**Exercise objective:**
From the listing below, pull out all lines with "xlabel" in them.

**Records provided:**
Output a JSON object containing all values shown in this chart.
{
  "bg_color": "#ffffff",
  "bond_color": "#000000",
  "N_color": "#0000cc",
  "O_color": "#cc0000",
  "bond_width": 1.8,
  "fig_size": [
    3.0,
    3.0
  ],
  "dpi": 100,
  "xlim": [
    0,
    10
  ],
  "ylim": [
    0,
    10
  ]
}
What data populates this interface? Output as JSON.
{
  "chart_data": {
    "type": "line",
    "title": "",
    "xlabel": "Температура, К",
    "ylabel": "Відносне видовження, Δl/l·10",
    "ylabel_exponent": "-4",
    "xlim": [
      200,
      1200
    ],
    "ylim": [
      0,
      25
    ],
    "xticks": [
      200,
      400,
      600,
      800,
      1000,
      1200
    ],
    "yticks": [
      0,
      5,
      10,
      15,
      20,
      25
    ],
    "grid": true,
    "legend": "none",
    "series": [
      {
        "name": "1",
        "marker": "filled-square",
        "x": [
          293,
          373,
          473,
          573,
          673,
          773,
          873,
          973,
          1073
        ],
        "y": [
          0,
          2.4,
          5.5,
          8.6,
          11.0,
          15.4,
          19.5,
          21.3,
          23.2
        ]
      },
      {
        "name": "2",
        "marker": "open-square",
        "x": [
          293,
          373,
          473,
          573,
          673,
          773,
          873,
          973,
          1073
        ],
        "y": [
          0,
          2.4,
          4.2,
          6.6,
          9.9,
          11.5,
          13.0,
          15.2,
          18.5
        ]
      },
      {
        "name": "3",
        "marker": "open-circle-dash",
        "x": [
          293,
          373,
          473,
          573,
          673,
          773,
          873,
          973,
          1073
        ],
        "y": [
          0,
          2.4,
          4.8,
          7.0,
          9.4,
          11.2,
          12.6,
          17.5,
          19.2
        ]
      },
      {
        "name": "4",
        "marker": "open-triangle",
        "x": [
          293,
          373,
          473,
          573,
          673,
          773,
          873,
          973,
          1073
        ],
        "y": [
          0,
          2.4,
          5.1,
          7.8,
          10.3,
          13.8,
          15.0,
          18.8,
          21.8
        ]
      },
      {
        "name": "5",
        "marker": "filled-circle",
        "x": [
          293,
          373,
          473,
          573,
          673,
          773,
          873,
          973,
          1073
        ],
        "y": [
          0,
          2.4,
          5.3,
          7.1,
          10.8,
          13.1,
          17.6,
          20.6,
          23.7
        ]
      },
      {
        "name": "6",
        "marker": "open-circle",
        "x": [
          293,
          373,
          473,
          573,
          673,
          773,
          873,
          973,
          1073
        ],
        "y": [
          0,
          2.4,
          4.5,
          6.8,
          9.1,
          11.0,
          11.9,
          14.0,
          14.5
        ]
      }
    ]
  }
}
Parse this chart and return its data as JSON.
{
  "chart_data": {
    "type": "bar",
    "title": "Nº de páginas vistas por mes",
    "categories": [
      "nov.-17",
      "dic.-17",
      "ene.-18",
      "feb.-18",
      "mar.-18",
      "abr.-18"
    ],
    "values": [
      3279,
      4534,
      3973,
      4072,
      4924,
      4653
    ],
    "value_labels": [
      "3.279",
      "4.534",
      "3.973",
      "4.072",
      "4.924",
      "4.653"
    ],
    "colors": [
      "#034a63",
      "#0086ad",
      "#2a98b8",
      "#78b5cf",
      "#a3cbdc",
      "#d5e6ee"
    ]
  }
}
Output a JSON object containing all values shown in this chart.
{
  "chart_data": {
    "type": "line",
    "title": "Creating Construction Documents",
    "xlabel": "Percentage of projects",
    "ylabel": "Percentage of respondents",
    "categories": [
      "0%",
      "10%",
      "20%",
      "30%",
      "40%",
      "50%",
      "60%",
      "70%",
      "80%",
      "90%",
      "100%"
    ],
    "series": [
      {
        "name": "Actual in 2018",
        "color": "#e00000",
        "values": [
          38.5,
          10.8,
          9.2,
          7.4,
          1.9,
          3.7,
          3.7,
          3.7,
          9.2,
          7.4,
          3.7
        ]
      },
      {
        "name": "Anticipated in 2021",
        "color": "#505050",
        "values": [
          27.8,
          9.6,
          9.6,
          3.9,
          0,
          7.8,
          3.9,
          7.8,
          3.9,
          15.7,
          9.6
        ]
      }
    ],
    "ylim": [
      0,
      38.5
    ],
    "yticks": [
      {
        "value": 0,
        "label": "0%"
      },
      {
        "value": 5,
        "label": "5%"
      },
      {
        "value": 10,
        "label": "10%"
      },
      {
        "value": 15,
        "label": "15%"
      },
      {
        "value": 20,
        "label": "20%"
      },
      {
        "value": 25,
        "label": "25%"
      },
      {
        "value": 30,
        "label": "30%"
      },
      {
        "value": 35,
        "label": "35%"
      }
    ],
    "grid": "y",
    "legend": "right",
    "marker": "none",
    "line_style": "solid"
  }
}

**Response to the task:**
    "xlabel": "Температура, К",
    "xlabel": "Percentage of projects",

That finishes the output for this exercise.